**TASK OBJECTIVE:** In the data that follows, count every line holding the string "Improvement" and give the count alone.

================

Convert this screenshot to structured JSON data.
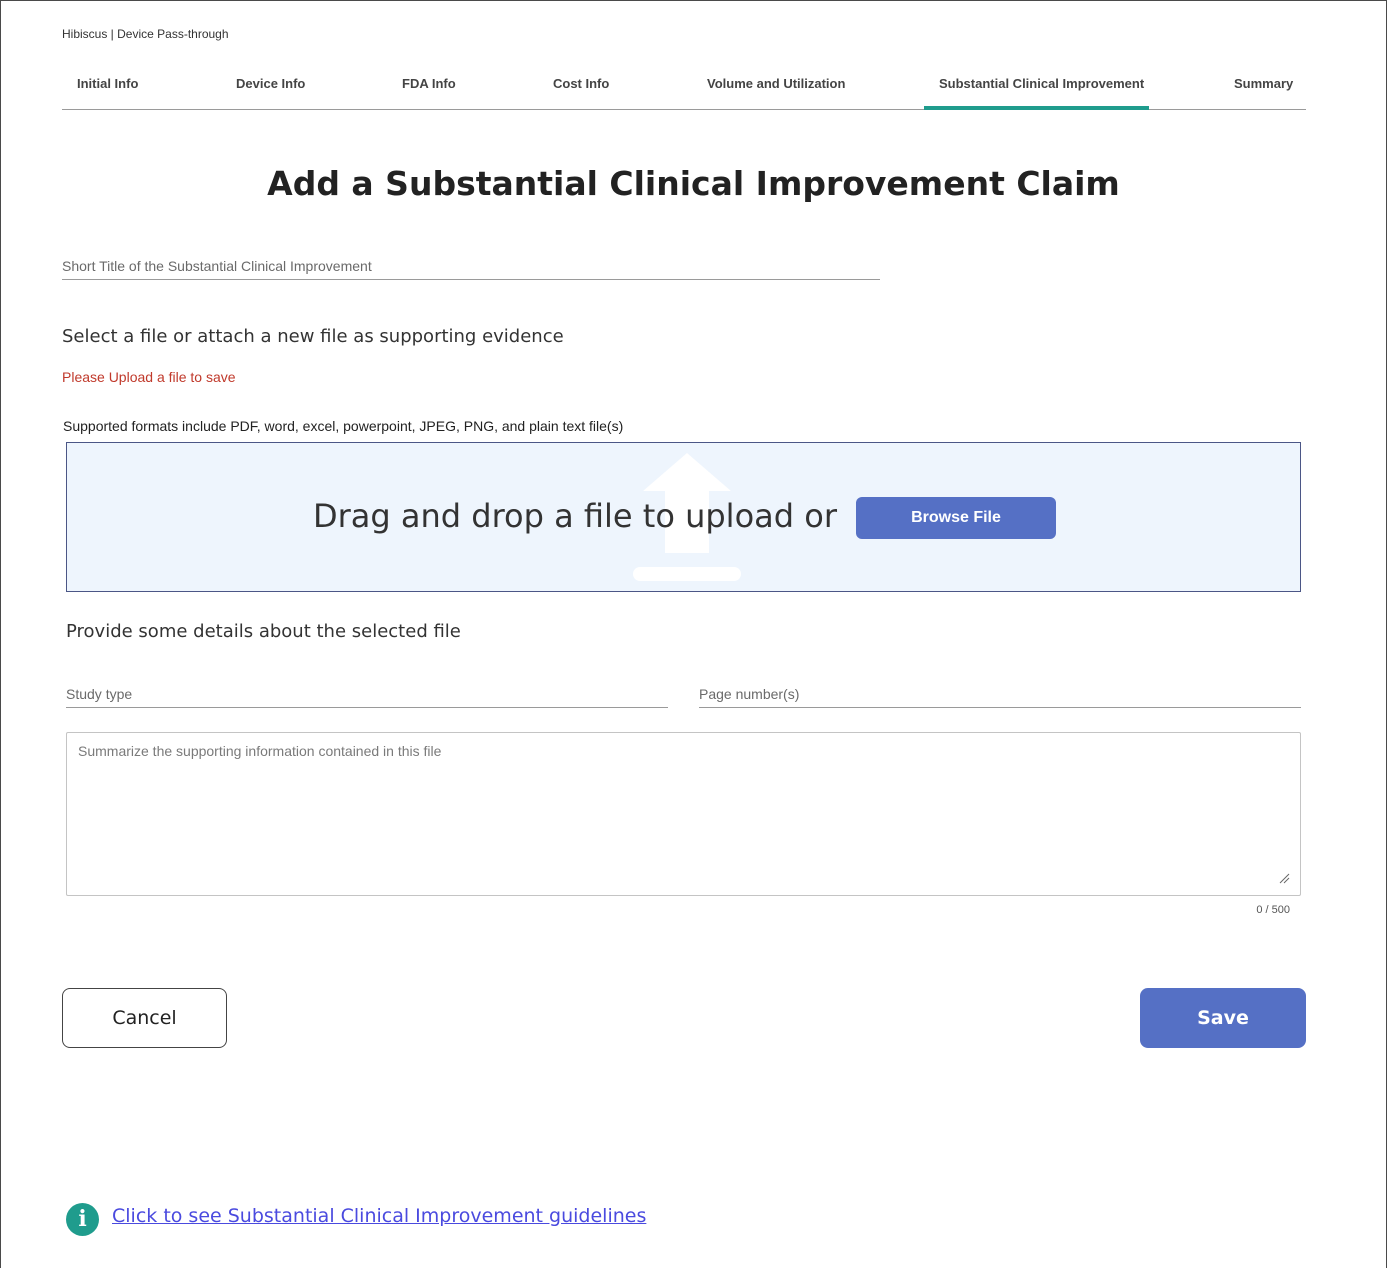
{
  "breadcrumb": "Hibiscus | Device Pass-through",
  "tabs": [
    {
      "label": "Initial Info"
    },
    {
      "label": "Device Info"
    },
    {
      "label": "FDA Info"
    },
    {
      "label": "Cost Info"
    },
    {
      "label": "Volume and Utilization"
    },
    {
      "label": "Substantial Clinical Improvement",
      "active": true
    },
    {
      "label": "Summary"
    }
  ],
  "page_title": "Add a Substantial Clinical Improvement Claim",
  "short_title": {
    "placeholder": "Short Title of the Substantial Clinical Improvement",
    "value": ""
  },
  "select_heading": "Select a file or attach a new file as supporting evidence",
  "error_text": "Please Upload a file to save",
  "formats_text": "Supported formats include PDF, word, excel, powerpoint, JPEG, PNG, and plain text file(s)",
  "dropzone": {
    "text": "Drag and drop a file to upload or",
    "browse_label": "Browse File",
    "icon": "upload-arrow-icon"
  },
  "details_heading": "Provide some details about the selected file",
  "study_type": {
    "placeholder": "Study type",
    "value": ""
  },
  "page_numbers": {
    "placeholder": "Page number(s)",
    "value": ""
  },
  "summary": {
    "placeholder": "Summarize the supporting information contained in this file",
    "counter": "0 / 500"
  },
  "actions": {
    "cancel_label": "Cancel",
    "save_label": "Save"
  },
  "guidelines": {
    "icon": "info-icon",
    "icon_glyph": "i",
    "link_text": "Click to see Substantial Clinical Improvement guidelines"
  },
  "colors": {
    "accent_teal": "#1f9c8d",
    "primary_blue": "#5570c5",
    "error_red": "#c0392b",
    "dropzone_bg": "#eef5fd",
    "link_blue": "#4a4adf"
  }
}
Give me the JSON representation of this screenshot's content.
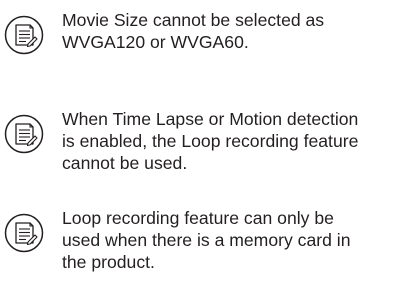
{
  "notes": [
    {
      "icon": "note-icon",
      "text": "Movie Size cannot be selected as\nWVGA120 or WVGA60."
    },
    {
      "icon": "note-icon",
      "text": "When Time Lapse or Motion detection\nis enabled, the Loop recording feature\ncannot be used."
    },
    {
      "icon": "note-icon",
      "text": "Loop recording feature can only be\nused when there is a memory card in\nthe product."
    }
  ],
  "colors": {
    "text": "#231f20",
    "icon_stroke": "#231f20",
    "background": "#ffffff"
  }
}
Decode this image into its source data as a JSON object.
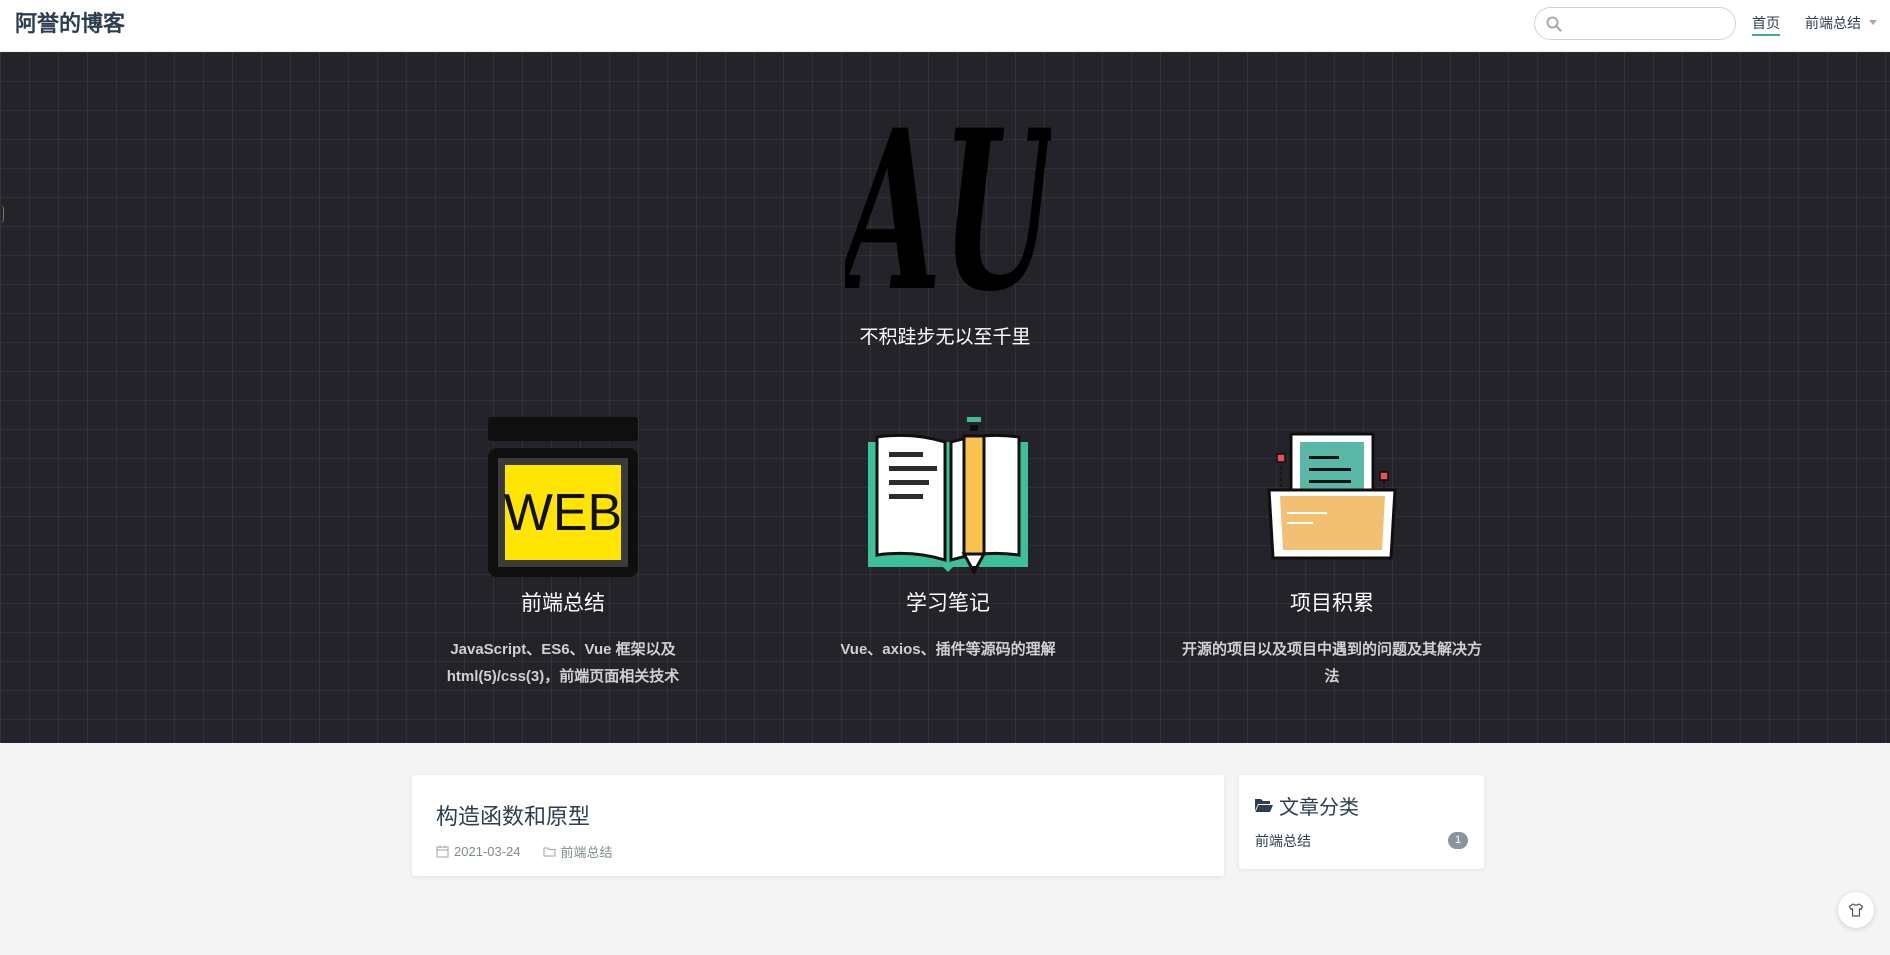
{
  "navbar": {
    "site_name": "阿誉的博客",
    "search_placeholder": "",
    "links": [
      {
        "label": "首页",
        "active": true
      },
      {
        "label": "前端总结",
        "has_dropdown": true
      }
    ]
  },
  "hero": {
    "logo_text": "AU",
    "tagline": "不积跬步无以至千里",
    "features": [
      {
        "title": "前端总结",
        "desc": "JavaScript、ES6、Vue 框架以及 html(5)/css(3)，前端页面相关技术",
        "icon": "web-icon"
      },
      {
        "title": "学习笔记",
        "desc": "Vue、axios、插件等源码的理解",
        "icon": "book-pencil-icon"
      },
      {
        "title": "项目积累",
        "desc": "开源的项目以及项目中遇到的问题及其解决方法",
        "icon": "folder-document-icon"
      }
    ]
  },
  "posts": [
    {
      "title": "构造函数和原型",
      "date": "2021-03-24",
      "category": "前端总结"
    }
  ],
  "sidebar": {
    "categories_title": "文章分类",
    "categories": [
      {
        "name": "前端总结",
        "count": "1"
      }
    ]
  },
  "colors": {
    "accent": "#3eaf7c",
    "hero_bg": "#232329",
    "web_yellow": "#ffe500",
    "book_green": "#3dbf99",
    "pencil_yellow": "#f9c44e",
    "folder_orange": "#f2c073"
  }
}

================

**SOLUTION BELOW:** 4